> [Your objective]: Transcribe all of the material exactly. Any picture in it should be left out.

> [Extracted data]:

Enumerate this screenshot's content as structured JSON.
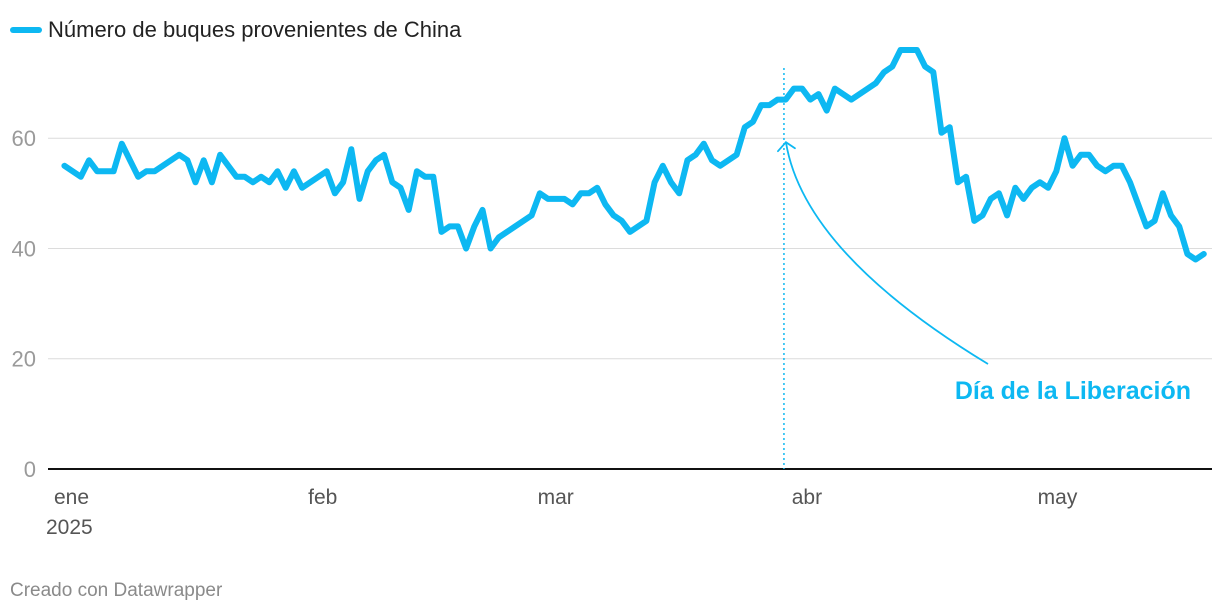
{
  "legend": {
    "label": "Número de buques provenientes de China"
  },
  "colors": {
    "series": "#0db8f2",
    "grid": "#dcdcdc",
    "axis": "#111111",
    "tick_text": "#9a9a9a",
    "month_text": "#555555"
  },
  "chart_data": {
    "type": "line",
    "y_ticks": [
      "0",
      "20",
      "40",
      "60"
    ],
    "ylim": [
      0,
      76
    ],
    "xlim": [
      "2025-01-01",
      "2025-05-23"
    ],
    "grid": true,
    "legend_position": "top-left",
    "x_tick_labels": [
      {
        "label": "ene",
        "sub": "2025",
        "date": "2025-01-01"
      },
      {
        "label": "feb",
        "sub": "",
        "date": "2025-02-01"
      },
      {
        "label": "mar",
        "sub": "",
        "date": "2025-03-01"
      },
      {
        "label": "abr",
        "sub": "",
        "date": "2025-04-01"
      },
      {
        "label": "may",
        "sub": "",
        "date": "2025-05-01"
      }
    ],
    "series": [
      {
        "name": "Número de buques provenientes de China",
        "points": [
          [
            "2025-01-03",
            55
          ],
          [
            "2025-01-04",
            54
          ],
          [
            "2025-01-05",
            53
          ],
          [
            "2025-01-06",
            56
          ],
          [
            "2025-01-07",
            54
          ],
          [
            "2025-01-08",
            54
          ],
          [
            "2025-01-09",
            54
          ],
          [
            "2025-01-10",
            59
          ],
          [
            "2025-01-11",
            56
          ],
          [
            "2025-01-12",
            53
          ],
          [
            "2025-01-13",
            54
          ],
          [
            "2025-01-14",
            54
          ],
          [
            "2025-01-15",
            55
          ],
          [
            "2025-01-16",
            56
          ],
          [
            "2025-01-17",
            57
          ],
          [
            "2025-01-18",
            56
          ],
          [
            "2025-01-19",
            52
          ],
          [
            "2025-01-20",
            56
          ],
          [
            "2025-01-21",
            52
          ],
          [
            "2025-01-22",
            57
          ],
          [
            "2025-01-23",
            55
          ],
          [
            "2025-01-24",
            53
          ],
          [
            "2025-01-25",
            53
          ],
          [
            "2025-01-26",
            52
          ],
          [
            "2025-01-27",
            53
          ],
          [
            "2025-01-28",
            52
          ],
          [
            "2025-01-29",
            54
          ],
          [
            "2025-01-30",
            51
          ],
          [
            "2025-01-31",
            54
          ],
          [
            "2025-02-01",
            51
          ],
          [
            "2025-02-02",
            52
          ],
          [
            "2025-02-03",
            53
          ],
          [
            "2025-02-04",
            54
          ],
          [
            "2025-02-05",
            50
          ],
          [
            "2025-02-06",
            52
          ],
          [
            "2025-02-07",
            58
          ],
          [
            "2025-02-08",
            49
          ],
          [
            "2025-02-09",
            54
          ],
          [
            "2025-02-10",
            56
          ],
          [
            "2025-02-11",
            57
          ],
          [
            "2025-02-12",
            52
          ],
          [
            "2025-02-13",
            51
          ],
          [
            "2025-02-14",
            47
          ],
          [
            "2025-02-15",
            54
          ],
          [
            "2025-02-16",
            53
          ],
          [
            "2025-02-17",
            53
          ],
          [
            "2025-02-18",
            43
          ],
          [
            "2025-02-19",
            44
          ],
          [
            "2025-02-20",
            44
          ],
          [
            "2025-02-21",
            40
          ],
          [
            "2025-02-22",
            44
          ],
          [
            "2025-02-23",
            47
          ],
          [
            "2025-02-24",
            40
          ],
          [
            "2025-02-25",
            42
          ],
          [
            "2025-02-26",
            43
          ],
          [
            "2025-02-27",
            44
          ],
          [
            "2025-02-28",
            45
          ],
          [
            "2025-03-01",
            46
          ],
          [
            "2025-03-02",
            50
          ],
          [
            "2025-03-03",
            49
          ],
          [
            "2025-03-04",
            49
          ],
          [
            "2025-03-05",
            49
          ],
          [
            "2025-03-06",
            48
          ],
          [
            "2025-03-07",
            50
          ],
          [
            "2025-03-08",
            50
          ],
          [
            "2025-03-09",
            51
          ],
          [
            "2025-03-10",
            48
          ],
          [
            "2025-03-11",
            46
          ],
          [
            "2025-03-12",
            45
          ],
          [
            "2025-03-13",
            43
          ],
          [
            "2025-03-14",
            44
          ],
          [
            "2025-03-15",
            45
          ],
          [
            "2025-03-16",
            52
          ],
          [
            "2025-03-17",
            55
          ],
          [
            "2025-03-18",
            52
          ],
          [
            "2025-03-19",
            50
          ],
          [
            "2025-03-20",
            56
          ],
          [
            "2025-03-21",
            57
          ],
          [
            "2025-03-22",
            59
          ],
          [
            "2025-03-23",
            56
          ],
          [
            "2025-03-24",
            55
          ],
          [
            "2025-03-25",
            56
          ],
          [
            "2025-03-26",
            57
          ],
          [
            "2025-03-27",
            62
          ],
          [
            "2025-03-28",
            63
          ],
          [
            "2025-03-29",
            66
          ],
          [
            "2025-03-30",
            66
          ],
          [
            "2025-03-31",
            67
          ],
          [
            "2025-04-01",
            67
          ],
          [
            "2025-04-02",
            69
          ],
          [
            "2025-04-03",
            69
          ],
          [
            "2025-04-04",
            67
          ],
          [
            "2025-04-05",
            68
          ],
          [
            "2025-04-06",
            65
          ],
          [
            "2025-04-07",
            69
          ],
          [
            "2025-04-08",
            68
          ],
          [
            "2025-04-09",
            67
          ],
          [
            "2025-04-10",
            68
          ],
          [
            "2025-04-11",
            69
          ],
          [
            "2025-04-12",
            70
          ],
          [
            "2025-04-13",
            72
          ],
          [
            "2025-04-14",
            73
          ],
          [
            "2025-04-15",
            76
          ],
          [
            "2025-04-16",
            76
          ],
          [
            "2025-04-17",
            76
          ],
          [
            "2025-04-18",
            73
          ],
          [
            "2025-04-19",
            72
          ],
          [
            "2025-04-20",
            61
          ],
          [
            "2025-04-21",
            62
          ],
          [
            "2025-04-22",
            52
          ],
          [
            "2025-04-23",
            53
          ],
          [
            "2025-04-24",
            45
          ],
          [
            "2025-04-25",
            46
          ],
          [
            "2025-04-26",
            49
          ],
          [
            "2025-04-27",
            50
          ],
          [
            "2025-04-28",
            46
          ],
          [
            "2025-04-29",
            51
          ],
          [
            "2025-04-30",
            49
          ],
          [
            "2025-05-01",
            51
          ],
          [
            "2025-05-02",
            52
          ],
          [
            "2025-05-03",
            51
          ],
          [
            "2025-05-04",
            54
          ],
          [
            "2025-05-05",
            60
          ],
          [
            "2025-05-06",
            55
          ],
          [
            "2025-05-07",
            57
          ],
          [
            "2025-05-08",
            57
          ],
          [
            "2025-05-09",
            55
          ],
          [
            "2025-05-10",
            54
          ],
          [
            "2025-05-11",
            55
          ],
          [
            "2025-05-12",
            55
          ],
          [
            "2025-05-13",
            52
          ],
          [
            "2025-05-14",
            48
          ],
          [
            "2025-05-15",
            44
          ],
          [
            "2025-05-16",
            45
          ],
          [
            "2025-05-17",
            50
          ],
          [
            "2025-05-18",
            46
          ],
          [
            "2025-05-19",
            44
          ],
          [
            "2025-05-20",
            39
          ],
          [
            "2025-05-21",
            38
          ],
          [
            "2025-05-22",
            39
          ]
        ]
      }
    ],
    "annotations": [
      {
        "text": "Día de la Liberación",
        "date": "2025-04-02",
        "arrow_to_y": 60
      }
    ]
  },
  "footer": {
    "credit": "Creado con Datawrapper"
  }
}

> [Task response]:
Enumerate this screenshot's content as structured JSON.
{
  "legend": {
    "label": "Número de buques provenientes de China"
  },
  "colors": {
    "series": "#0db8f2",
    "grid": "#dcdcdc",
    "axis": "#111111",
    "tick_text": "#9a9a9a",
    "month_text": "#555555"
  },
  "chart_data": {
    "type": "line",
    "y_ticks": [
      "0",
      "20",
      "40",
      "60"
    ],
    "ylim": [
      0,
      76
    ],
    "xlim": [
      "2025-01-01",
      "2025-05-23"
    ],
    "grid": true,
    "legend_position": "top-left",
    "x_tick_labels": [
      {
        "label": "ene",
        "sub": "2025",
        "date": "2025-01-01"
      },
      {
        "label": "feb",
        "sub": "",
        "date": "2025-02-01"
      },
      {
        "label": "mar",
        "sub": "",
        "date": "2025-03-01"
      },
      {
        "label": "abr",
        "sub": "",
        "date": "2025-04-01"
      },
      {
        "label": "may",
        "sub": "",
        "date": "2025-05-01"
      }
    ],
    "series": [
      {
        "name": "Número de buques provenientes de China",
        "points": [
          [
            "2025-01-03",
            55
          ],
          [
            "2025-01-04",
            54
          ],
          [
            "2025-01-05",
            53
          ],
          [
            "2025-01-06",
            56
          ],
          [
            "2025-01-07",
            54
          ],
          [
            "2025-01-08",
            54
          ],
          [
            "2025-01-09",
            54
          ],
          [
            "2025-01-10",
            59
          ],
          [
            "2025-01-11",
            56
          ],
          [
            "2025-01-12",
            53
          ],
          [
            "2025-01-13",
            54
          ],
          [
            "2025-01-14",
            54
          ],
          [
            "2025-01-15",
            55
          ],
          [
            "2025-01-16",
            56
          ],
          [
            "2025-01-17",
            57
          ],
          [
            "2025-01-18",
            56
          ],
          [
            "2025-01-19",
            52
          ],
          [
            "2025-01-20",
            56
          ],
          [
            "2025-01-21",
            52
          ],
          [
            "2025-01-22",
            57
          ],
          [
            "2025-01-23",
            55
          ],
          [
            "2025-01-24",
            53
          ],
          [
            "2025-01-25",
            53
          ],
          [
            "2025-01-26",
            52
          ],
          [
            "2025-01-27",
            53
          ],
          [
            "2025-01-28",
            52
          ],
          [
            "2025-01-29",
            54
          ],
          [
            "2025-01-30",
            51
          ],
          [
            "2025-01-31",
            54
          ],
          [
            "2025-02-01",
            51
          ],
          [
            "2025-02-02",
            52
          ],
          [
            "2025-02-03",
            53
          ],
          [
            "2025-02-04",
            54
          ],
          [
            "2025-02-05",
            50
          ],
          [
            "2025-02-06",
            52
          ],
          [
            "2025-02-07",
            58
          ],
          [
            "2025-02-08",
            49
          ],
          [
            "2025-02-09",
            54
          ],
          [
            "2025-02-10",
            56
          ],
          [
            "2025-02-11",
            57
          ],
          [
            "2025-02-12",
            52
          ],
          [
            "2025-02-13",
            51
          ],
          [
            "2025-02-14",
            47
          ],
          [
            "2025-02-15",
            54
          ],
          [
            "2025-02-16",
            53
          ],
          [
            "2025-02-17",
            53
          ],
          [
            "2025-02-18",
            43
          ],
          [
            "2025-02-19",
            44
          ],
          [
            "2025-02-20",
            44
          ],
          [
            "2025-02-21",
            40
          ],
          [
            "2025-02-22",
            44
          ],
          [
            "2025-02-23",
            47
          ],
          [
            "2025-02-24",
            40
          ],
          [
            "2025-02-25",
            42
          ],
          [
            "2025-02-26",
            43
          ],
          [
            "2025-02-27",
            44
          ],
          [
            "2025-02-28",
            45
          ],
          [
            "2025-03-01",
            46
          ],
          [
            "2025-03-02",
            50
          ],
          [
            "2025-03-03",
            49
          ],
          [
            "2025-03-04",
            49
          ],
          [
            "2025-03-05",
            49
          ],
          [
            "2025-03-06",
            48
          ],
          [
            "2025-03-07",
            50
          ],
          [
            "2025-03-08",
            50
          ],
          [
            "2025-03-09",
            51
          ],
          [
            "2025-03-10",
            48
          ],
          [
            "2025-03-11",
            46
          ],
          [
            "2025-03-12",
            45
          ],
          [
            "2025-03-13",
            43
          ],
          [
            "2025-03-14",
            44
          ],
          [
            "2025-03-15",
            45
          ],
          [
            "2025-03-16",
            52
          ],
          [
            "2025-03-17",
            55
          ],
          [
            "2025-03-18",
            52
          ],
          [
            "2025-03-19",
            50
          ],
          [
            "2025-03-20",
            56
          ],
          [
            "2025-03-21",
            57
          ],
          [
            "2025-03-22",
            59
          ],
          [
            "2025-03-23",
            56
          ],
          [
            "2025-03-24",
            55
          ],
          [
            "2025-03-25",
            56
          ],
          [
            "2025-03-26",
            57
          ],
          [
            "2025-03-27",
            62
          ],
          [
            "2025-03-28",
            63
          ],
          [
            "2025-03-29",
            66
          ],
          [
            "2025-03-30",
            66
          ],
          [
            "2025-03-31",
            67
          ],
          [
            "2025-04-01",
            67
          ],
          [
            "2025-04-02",
            69
          ],
          [
            "2025-04-03",
            69
          ],
          [
            "2025-04-04",
            67
          ],
          [
            "2025-04-05",
            68
          ],
          [
            "2025-04-06",
            65
          ],
          [
            "2025-04-07",
            69
          ],
          [
            "2025-04-08",
            68
          ],
          [
            "2025-04-09",
            67
          ],
          [
            "2025-04-10",
            68
          ],
          [
            "2025-04-11",
            69
          ],
          [
            "2025-04-12",
            70
          ],
          [
            "2025-04-13",
            72
          ],
          [
            "2025-04-14",
            73
          ],
          [
            "2025-04-15",
            76
          ],
          [
            "2025-04-16",
            76
          ],
          [
            "2025-04-17",
            76
          ],
          [
            "2025-04-18",
            73
          ],
          [
            "2025-04-19",
            72
          ],
          [
            "2025-04-20",
            61
          ],
          [
            "2025-04-21",
            62
          ],
          [
            "2025-04-22",
            52
          ],
          [
            "2025-04-23",
            53
          ],
          [
            "2025-04-24",
            45
          ],
          [
            "2025-04-25",
            46
          ],
          [
            "2025-04-26",
            49
          ],
          [
            "2025-04-27",
            50
          ],
          [
            "2025-04-28",
            46
          ],
          [
            "2025-04-29",
            51
          ],
          [
            "2025-04-30",
            49
          ],
          [
            "2025-05-01",
            51
          ],
          [
            "2025-05-02",
            52
          ],
          [
            "2025-05-03",
            51
          ],
          [
            "2025-05-04",
            54
          ],
          [
            "2025-05-05",
            60
          ],
          [
            "2025-05-06",
            55
          ],
          [
            "2025-05-07",
            57
          ],
          [
            "2025-05-08",
            57
          ],
          [
            "2025-05-09",
            55
          ],
          [
            "2025-05-10",
            54
          ],
          [
            "2025-05-11",
            55
          ],
          [
            "2025-05-12",
            55
          ],
          [
            "2025-05-13",
            52
          ],
          [
            "2025-05-14",
            48
          ],
          [
            "2025-05-15",
            44
          ],
          [
            "2025-05-16",
            45
          ],
          [
            "2025-05-17",
            50
          ],
          [
            "2025-05-18",
            46
          ],
          [
            "2025-05-19",
            44
          ],
          [
            "2025-05-20",
            39
          ],
          [
            "2025-05-21",
            38
          ],
          [
            "2025-05-22",
            39
          ]
        ]
      }
    ],
    "annotations": [
      {
        "text": "Día de la Liberación",
        "date": "2025-04-02",
        "arrow_to_y": 60
      }
    ]
  },
  "footer": {
    "credit": "Creado con Datawrapper"
  }
}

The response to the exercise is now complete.